Return the material word for word. Do not include pictures.

Input data
[Begin]

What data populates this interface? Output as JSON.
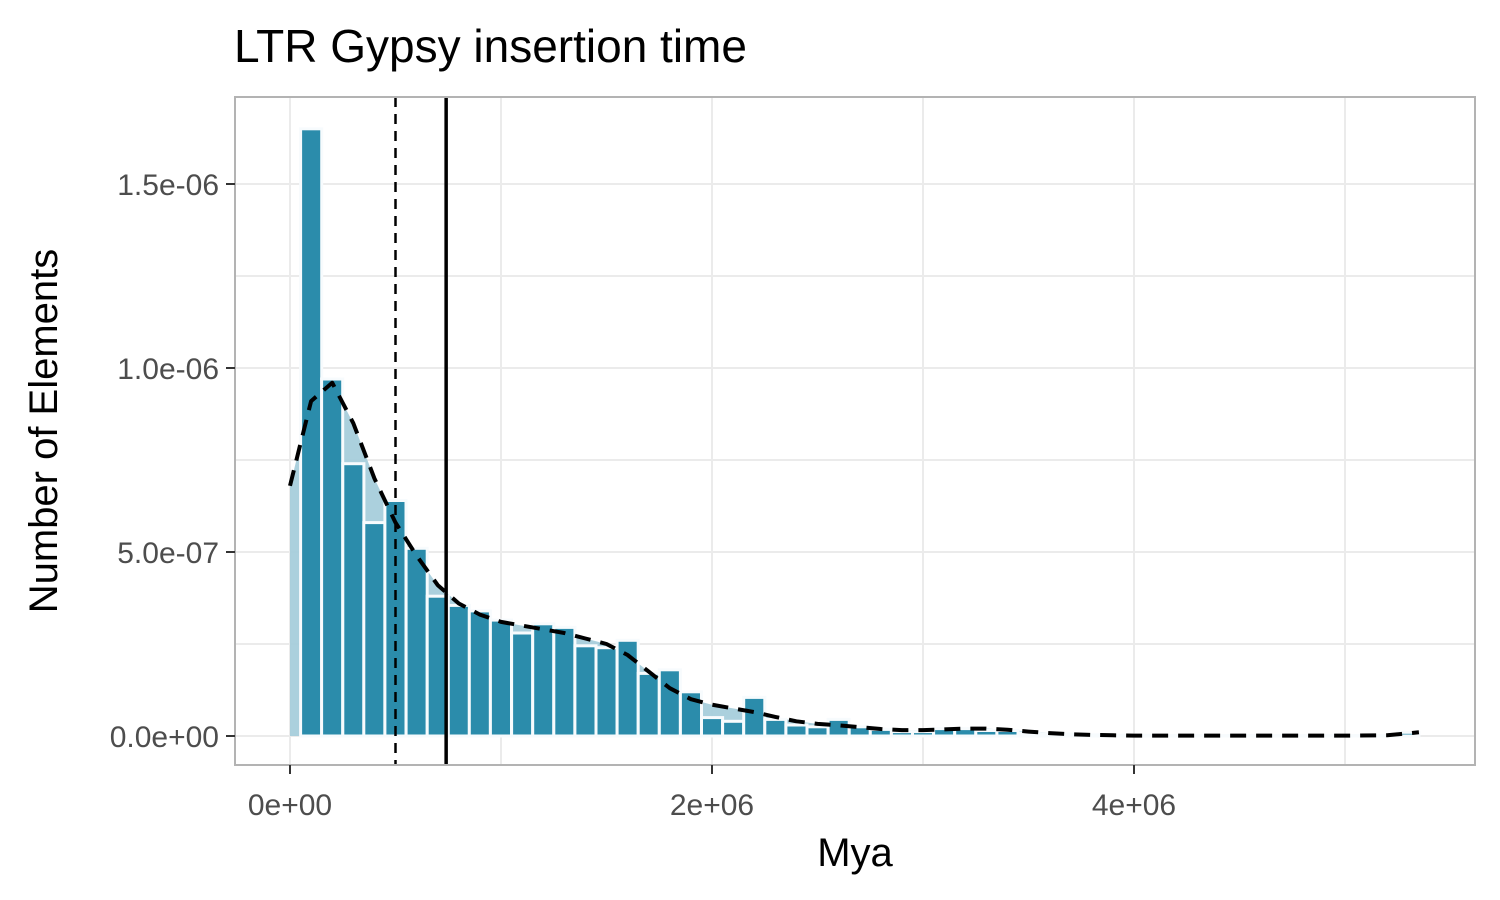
{
  "chart_data": {
    "type": "bar",
    "title": "LTR Gypsy insertion time",
    "xlabel": "Mya",
    "ylabel": "Number of Elements",
    "xlim": [
      -260000,
      5630000
    ],
    "ylim": [
      -8e-10,
      1.72e-06
    ],
    "x_ticks": [
      {
        "value": 0,
        "label": "0e+00"
      },
      {
        "value": 2000000,
        "label": "2e+06"
      },
      {
        "value": 4000000,
        "label": "4e+06"
      }
    ],
    "y_ticks": [
      {
        "value": 0,
        "label": "0.0e+00"
      },
      {
        "value": 5e-07,
        "label": "5.0e-07"
      },
      {
        "value": 1e-06,
        "label": "1.0e-06"
      },
      {
        "value": 1.5e-06,
        "label": "1.5e-06"
      }
    ],
    "bin_width": 100000,
    "bars": {
      "x": [
        100000,
        200000,
        300000,
        400000,
        500000,
        600000,
        700000,
        800000,
        900000,
        1000000,
        1100000,
        1200000,
        1300000,
        1400000,
        1500000,
        1600000,
        1700000,
        1800000,
        1900000,
        2000000,
        2100000,
        2200000,
        2300000,
        2400000,
        2500000,
        2600000,
        2700000,
        2800000,
        2900000,
        3000000,
        3100000,
        3200000,
        3300000,
        3400000,
        3500000,
        3600000,
        3700000,
        3800000,
        3900000,
        4000000,
        4100000,
        4200000,
        4300000,
        4400000,
        4500000,
        4600000,
        4700000,
        4800000,
        4900000,
        5000000,
        5100000,
        5200000,
        5300000
      ],
      "values": [
        1.65e-06,
        9.7e-07,
        7.4e-07,
        5.8e-07,
        6.4e-07,
        5.1e-07,
        3.8e-07,
        3.55e-07,
        3.4e-07,
        3.15e-07,
        2.8e-07,
        3.05e-07,
        2.95e-07,
        2.45e-07,
        2.4e-07,
        2.6e-07,
        1.7e-07,
        1.8e-07,
        1.2e-07,
        5e-08,
        4e-08,
        1.05e-07,
        4.5e-08,
        3e-08,
        2.5e-08,
        4.5e-08,
        2.5e-08,
        1.8e-08,
        1.2e-08,
        1.2e-08,
        2e-08,
        2e-08,
        1.5e-08,
        1.5e-08,
        8e-09,
        5e-09,
        5e-09,
        3e-09,
        2e-09,
        2e-09,
        2e-09,
        1e-09,
        1e-09,
        1e-09,
        1e-09,
        1e-09,
        1e-09,
        1e-09,
        1e-09,
        1e-09,
        1e-09,
        1e-09,
        1e-08
      ],
      "color": "#2b8cab",
      "outline_color": "#f7fbfd"
    },
    "density": {
      "x": [
        0,
        100000,
        200000,
        300000,
        400000,
        500000,
        600000,
        700000,
        800000,
        900000,
        1000000,
        1100000,
        1200000,
        1300000,
        1400000,
        1500000,
        1600000,
        1700000,
        1800000,
        1900000,
        2000000,
        2100000,
        2200000,
        2300000,
        2400000,
        2500000,
        2600000,
        2700000,
        2800000,
        2900000,
        3000000,
        3100000,
        3200000,
        3300000,
        3400000,
        3500000,
        3600000,
        3700000,
        3800000,
        3900000,
        4000000,
        4200000,
        4400000,
        4600000,
        4800000,
        5000000,
        5200000,
        5350000
      ],
      "y": [
        6.8e-07,
        9.1e-07,
        9.6e-07,
        8.5e-07,
        7e-07,
        5.8e-07,
        4.9e-07,
        4.1e-07,
        3.6e-07,
        3.3e-07,
        3.1e-07,
        3e-07,
        2.9e-07,
        2.8e-07,
        2.65e-07,
        2.5e-07,
        2.2e-07,
        1.75e-07,
        1.3e-07,
        1e-07,
        8.5e-08,
        7.5e-08,
        6.5e-08,
        5.2e-08,
        4e-08,
        3.3e-08,
        2.9e-08,
        2.4e-08,
        1.9e-08,
        1.6e-08,
        1.6e-08,
        1.8e-08,
        2e-08,
        2e-08,
        1.7e-08,
        1.2e-08,
        8e-09,
        5e-09,
        3e-09,
        2e-09,
        1e-09,
        1e-09,
        1e-09,
        1e-09,
        1e-09,
        1e-09,
        2e-09,
        1e-08
      ],
      "fill_color": "#a6cedb",
      "line_color": "#000000",
      "line_style": "dashed"
    },
    "vlines": [
      {
        "x": 500000,
        "style": "dashed",
        "color": "#000000"
      },
      {
        "x": 740000,
        "style": "solid",
        "color": "#000000"
      }
    ],
    "grid": true
  }
}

[End]

Solved problem
What data populates this interface? Output as JSON.
{
  "chart_data": {
    "type": "bar",
    "title": "LTR Gypsy insertion time",
    "xlabel": "Mya",
    "ylabel": "Number of Elements",
    "xlim": [
      -260000,
      5630000
    ],
    "ylim": [
      -8e-10,
      1.72e-06
    ],
    "x_ticks": [
      {
        "value": 0,
        "label": "0e+00"
      },
      {
        "value": 2000000,
        "label": "2e+06"
      },
      {
        "value": 4000000,
        "label": "4e+06"
      }
    ],
    "y_ticks": [
      {
        "value": 0,
        "label": "0.0e+00"
      },
      {
        "value": 5e-07,
        "label": "5.0e-07"
      },
      {
        "value": 1e-06,
        "label": "1.0e-06"
      },
      {
        "value": 1.5e-06,
        "label": "1.5e-06"
      }
    ],
    "bin_width": 100000,
    "bars": {
      "x": [
        100000,
        200000,
        300000,
        400000,
        500000,
        600000,
        700000,
        800000,
        900000,
        1000000,
        1100000,
        1200000,
        1300000,
        1400000,
        1500000,
        1600000,
        1700000,
        1800000,
        1900000,
        2000000,
        2100000,
        2200000,
        2300000,
        2400000,
        2500000,
        2600000,
        2700000,
        2800000,
        2900000,
        3000000,
        3100000,
        3200000,
        3300000,
        3400000,
        3500000,
        3600000,
        3700000,
        3800000,
        3900000,
        4000000,
        4100000,
        4200000,
        4300000,
        4400000,
        4500000,
        4600000,
        4700000,
        4800000,
        4900000,
        5000000,
        5100000,
        5200000,
        5300000
      ],
      "values": [
        1.65e-06,
        9.7e-07,
        7.4e-07,
        5.8e-07,
        6.4e-07,
        5.1e-07,
        3.8e-07,
        3.55e-07,
        3.4e-07,
        3.15e-07,
        2.8e-07,
        3.05e-07,
        2.95e-07,
        2.45e-07,
        2.4e-07,
        2.6e-07,
        1.7e-07,
        1.8e-07,
        1.2e-07,
        5e-08,
        4e-08,
        1.05e-07,
        4.5e-08,
        3e-08,
        2.5e-08,
        4.5e-08,
        2.5e-08,
        1.8e-08,
        1.2e-08,
        1.2e-08,
        2e-08,
        2e-08,
        1.5e-08,
        1.5e-08,
        8e-09,
        5e-09,
        5e-09,
        3e-09,
        2e-09,
        2e-09,
        2e-09,
        1e-09,
        1e-09,
        1e-09,
        1e-09,
        1e-09,
        1e-09,
        1e-09,
        1e-09,
        1e-09,
        1e-09,
        1e-09,
        1e-08
      ],
      "color": "#2b8cab",
      "outline_color": "#f7fbfd"
    },
    "density": {
      "x": [
        0,
        100000,
        200000,
        300000,
        400000,
        500000,
        600000,
        700000,
        800000,
        900000,
        1000000,
        1100000,
        1200000,
        1300000,
        1400000,
        1500000,
        1600000,
        1700000,
        1800000,
        1900000,
        2000000,
        2100000,
        2200000,
        2300000,
        2400000,
        2500000,
        2600000,
        2700000,
        2800000,
        2900000,
        3000000,
        3100000,
        3200000,
        3300000,
        3400000,
        3500000,
        3600000,
        3700000,
        3800000,
        3900000,
        4000000,
        4200000,
        4400000,
        4600000,
        4800000,
        5000000,
        5200000,
        5350000
      ],
      "y": [
        6.8e-07,
        9.1e-07,
        9.6e-07,
        8.5e-07,
        7e-07,
        5.8e-07,
        4.9e-07,
        4.1e-07,
        3.6e-07,
        3.3e-07,
        3.1e-07,
        3e-07,
        2.9e-07,
        2.8e-07,
        2.65e-07,
        2.5e-07,
        2.2e-07,
        1.75e-07,
        1.3e-07,
        1e-07,
        8.5e-08,
        7.5e-08,
        6.5e-08,
        5.2e-08,
        4e-08,
        3.3e-08,
        2.9e-08,
        2.4e-08,
        1.9e-08,
        1.6e-08,
        1.6e-08,
        1.8e-08,
        2e-08,
        2e-08,
        1.7e-08,
        1.2e-08,
        8e-09,
        5e-09,
        3e-09,
        2e-09,
        1e-09,
        1e-09,
        1e-09,
        1e-09,
        1e-09,
        1e-09,
        2e-09,
        1e-08
      ],
      "fill_color": "#a6cedb",
      "line_color": "#000000",
      "line_style": "dashed"
    },
    "vlines": [
      {
        "x": 500000,
        "style": "dashed",
        "color": "#000000"
      },
      {
        "x": 740000,
        "style": "solid",
        "color": "#000000"
      }
    ],
    "grid": true
  }
}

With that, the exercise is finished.